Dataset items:
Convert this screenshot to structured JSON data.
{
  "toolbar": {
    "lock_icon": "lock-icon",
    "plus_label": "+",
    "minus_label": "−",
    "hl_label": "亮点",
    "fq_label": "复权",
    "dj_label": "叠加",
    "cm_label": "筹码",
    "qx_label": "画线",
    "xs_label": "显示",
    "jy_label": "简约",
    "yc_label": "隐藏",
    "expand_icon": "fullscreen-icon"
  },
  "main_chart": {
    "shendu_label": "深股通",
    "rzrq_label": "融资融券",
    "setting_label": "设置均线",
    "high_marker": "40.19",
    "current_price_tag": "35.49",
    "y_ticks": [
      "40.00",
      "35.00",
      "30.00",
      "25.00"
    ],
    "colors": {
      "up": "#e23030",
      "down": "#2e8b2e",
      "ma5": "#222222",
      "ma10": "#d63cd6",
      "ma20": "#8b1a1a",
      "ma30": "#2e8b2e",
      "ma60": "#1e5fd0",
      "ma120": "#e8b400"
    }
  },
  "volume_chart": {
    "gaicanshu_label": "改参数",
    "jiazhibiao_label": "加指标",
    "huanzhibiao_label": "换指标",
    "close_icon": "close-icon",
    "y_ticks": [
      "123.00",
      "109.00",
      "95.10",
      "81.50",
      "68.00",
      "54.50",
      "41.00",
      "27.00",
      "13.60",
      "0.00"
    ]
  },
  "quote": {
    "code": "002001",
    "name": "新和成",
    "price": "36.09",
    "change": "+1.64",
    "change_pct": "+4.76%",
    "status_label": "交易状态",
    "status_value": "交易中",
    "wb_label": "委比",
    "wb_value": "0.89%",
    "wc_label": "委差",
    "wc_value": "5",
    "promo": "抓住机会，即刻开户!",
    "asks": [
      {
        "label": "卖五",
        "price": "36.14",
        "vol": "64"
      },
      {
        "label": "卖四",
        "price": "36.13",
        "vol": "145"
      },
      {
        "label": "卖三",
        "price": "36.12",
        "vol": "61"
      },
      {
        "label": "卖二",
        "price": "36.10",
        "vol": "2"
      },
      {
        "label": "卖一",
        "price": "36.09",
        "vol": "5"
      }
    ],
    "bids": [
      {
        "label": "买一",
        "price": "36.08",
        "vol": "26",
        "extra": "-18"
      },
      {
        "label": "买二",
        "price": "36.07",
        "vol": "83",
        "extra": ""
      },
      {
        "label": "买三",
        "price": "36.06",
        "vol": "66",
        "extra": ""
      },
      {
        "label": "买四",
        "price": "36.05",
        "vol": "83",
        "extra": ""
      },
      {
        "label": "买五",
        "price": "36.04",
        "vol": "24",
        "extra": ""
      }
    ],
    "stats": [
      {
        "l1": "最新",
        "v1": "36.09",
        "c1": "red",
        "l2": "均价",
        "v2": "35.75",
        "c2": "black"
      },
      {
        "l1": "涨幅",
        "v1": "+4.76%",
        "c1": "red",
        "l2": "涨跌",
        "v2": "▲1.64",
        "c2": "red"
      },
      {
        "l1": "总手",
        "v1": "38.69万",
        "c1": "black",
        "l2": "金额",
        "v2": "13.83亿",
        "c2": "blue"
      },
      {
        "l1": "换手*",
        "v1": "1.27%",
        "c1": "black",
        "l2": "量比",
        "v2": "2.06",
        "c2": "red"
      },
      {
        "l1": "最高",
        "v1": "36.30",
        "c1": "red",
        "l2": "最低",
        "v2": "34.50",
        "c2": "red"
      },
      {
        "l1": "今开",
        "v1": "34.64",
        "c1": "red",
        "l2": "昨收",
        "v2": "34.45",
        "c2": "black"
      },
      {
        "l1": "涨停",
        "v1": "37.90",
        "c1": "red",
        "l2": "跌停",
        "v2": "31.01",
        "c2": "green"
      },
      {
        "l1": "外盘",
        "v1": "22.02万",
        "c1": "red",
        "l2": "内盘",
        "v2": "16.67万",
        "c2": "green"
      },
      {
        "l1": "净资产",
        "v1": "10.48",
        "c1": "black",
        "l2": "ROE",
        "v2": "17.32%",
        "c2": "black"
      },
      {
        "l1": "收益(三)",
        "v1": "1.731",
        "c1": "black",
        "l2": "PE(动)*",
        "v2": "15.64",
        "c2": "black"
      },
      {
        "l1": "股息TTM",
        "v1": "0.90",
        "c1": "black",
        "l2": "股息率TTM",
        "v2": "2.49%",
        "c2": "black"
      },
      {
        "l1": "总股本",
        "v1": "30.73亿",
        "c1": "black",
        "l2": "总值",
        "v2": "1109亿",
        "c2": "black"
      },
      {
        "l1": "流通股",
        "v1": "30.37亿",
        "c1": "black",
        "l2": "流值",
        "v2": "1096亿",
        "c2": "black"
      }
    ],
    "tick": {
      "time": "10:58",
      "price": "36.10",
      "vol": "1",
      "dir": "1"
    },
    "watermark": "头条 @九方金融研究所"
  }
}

### [WHAT YOU WILL DO]
Extract every line above exactly as it stands.

### [THE COMPLETED TASK]
Convert this screenshot to structured JSON data.
{
  "toolbar": {
    "lock_icon": "lock-icon",
    "plus_label": "+",
    "minus_label": "−",
    "hl_label": "亮点",
    "fq_label": "复权",
    "dj_label": "叠加",
    "cm_label": "筹码",
    "qx_label": "画线",
    "xs_label": "显示",
    "jy_label": "简约",
    "yc_label": "隐藏",
    "expand_icon": "fullscreen-icon"
  },
  "main_chart": {
    "shendu_label": "深股通",
    "rzrq_label": "融资融券",
    "setting_label": "设置均线",
    "high_marker": "40.19",
    "current_price_tag": "35.49",
    "y_ticks": [
      "40.00",
      "35.00",
      "30.00",
      "25.00"
    ],
    "colors": {
      "up": "#e23030",
      "down": "#2e8b2e",
      "ma5": "#222222",
      "ma10": "#d63cd6",
      "ma20": "#8b1a1a",
      "ma30": "#2e8b2e",
      "ma60": "#1e5fd0",
      "ma120": "#e8b400"
    }
  },
  "volume_chart": {
    "gaicanshu_label": "改参数",
    "jiazhibiao_label": "加指标",
    "huanzhibiao_label": "换指标",
    "close_icon": "close-icon",
    "y_ticks": [
      "123.00",
      "109.00",
      "95.10",
      "81.50",
      "68.00",
      "54.50",
      "41.00",
      "27.00",
      "13.60",
      "0.00"
    ]
  },
  "quote": {
    "code": "002001",
    "name": "新和成",
    "price": "36.09",
    "change": "+1.64",
    "change_pct": "+4.76%",
    "status_label": "交易状态",
    "status_value": "交易中",
    "wb_label": "委比",
    "wb_value": "0.89%",
    "wc_label": "委差",
    "wc_value": "5",
    "promo": "抓住机会，即刻开户!",
    "asks": [
      {
        "label": "卖五",
        "price": "36.14",
        "vol": "64"
      },
      {
        "label": "卖四",
        "price": "36.13",
        "vol": "145"
      },
      {
        "label": "卖三",
        "price": "36.12",
        "vol": "61"
      },
      {
        "label": "卖二",
        "price": "36.10",
        "vol": "2"
      },
      {
        "label": "卖一",
        "price": "36.09",
        "vol": "5"
      }
    ],
    "bids": [
      {
        "label": "买一",
        "price": "36.08",
        "vol": "26",
        "extra": "-18"
      },
      {
        "label": "买二",
        "price": "36.07",
        "vol": "83",
        "extra": ""
      },
      {
        "label": "买三",
        "price": "36.06",
        "vol": "66",
        "extra": ""
      },
      {
        "label": "买四",
        "price": "36.05",
        "vol": "83",
        "extra": ""
      },
      {
        "label": "买五",
        "price": "36.04",
        "vol": "24",
        "extra": ""
      }
    ],
    "stats": [
      {
        "l1": "最新",
        "v1": "36.09",
        "c1": "red",
        "l2": "均价",
        "v2": "35.75",
        "c2": "black"
      },
      {
        "l1": "涨幅",
        "v1": "+4.76%",
        "c1": "red",
        "l2": "涨跌",
        "v2": "▲1.64",
        "c2": "red"
      },
      {
        "l1": "总手",
        "v1": "38.69万",
        "c1": "black",
        "l2": "金额",
        "v2": "13.83亿",
        "c2": "blue"
      },
      {
        "l1": "换手*",
        "v1": "1.27%",
        "c1": "black",
        "l2": "量比",
        "v2": "2.06",
        "c2": "red"
      },
      {
        "l1": "最高",
        "v1": "36.30",
        "c1": "red",
        "l2": "最低",
        "v2": "34.50",
        "c2": "red"
      },
      {
        "l1": "今开",
        "v1": "34.64",
        "c1": "red",
        "l2": "昨收",
        "v2": "34.45",
        "c2": "black"
      },
      {
        "l1": "涨停",
        "v1": "37.90",
        "c1": "red",
        "l2": "跌停",
        "v2": "31.01",
        "c2": "green"
      },
      {
        "l1": "外盘",
        "v1": "22.02万",
        "c1": "red",
        "l2": "内盘",
        "v2": "16.67万",
        "c2": "green"
      },
      {
        "l1": "净资产",
        "v1": "10.48",
        "c1": "black",
        "l2": "ROE",
        "v2": "17.32%",
        "c2": "black"
      },
      {
        "l1": "收益(三)",
        "v1": "1.731",
        "c1": "black",
        "l2": "PE(动)*",
        "v2": "15.64",
        "c2": "black"
      },
      {
        "l1": "股息TTM",
        "v1": "0.90",
        "c1": "black",
        "l2": "股息率TTM",
        "v2": "2.49%",
        "c2": "black"
      },
      {
        "l1": "总股本",
        "v1": "30.73亿",
        "c1": "black",
        "l2": "总值",
        "v2": "1109亿",
        "c2": "black"
      },
      {
        "l1": "流通股",
        "v1": "30.37亿",
        "c1": "black",
        "l2": "流值",
        "v2": "1096亿",
        "c2": "black"
      }
    ],
    "tick": {
      "time": "10:58",
      "price": "36.10",
      "vol": "1",
      "dir": "1"
    },
    "watermark": "头条 @九方金融研究所"
  }
}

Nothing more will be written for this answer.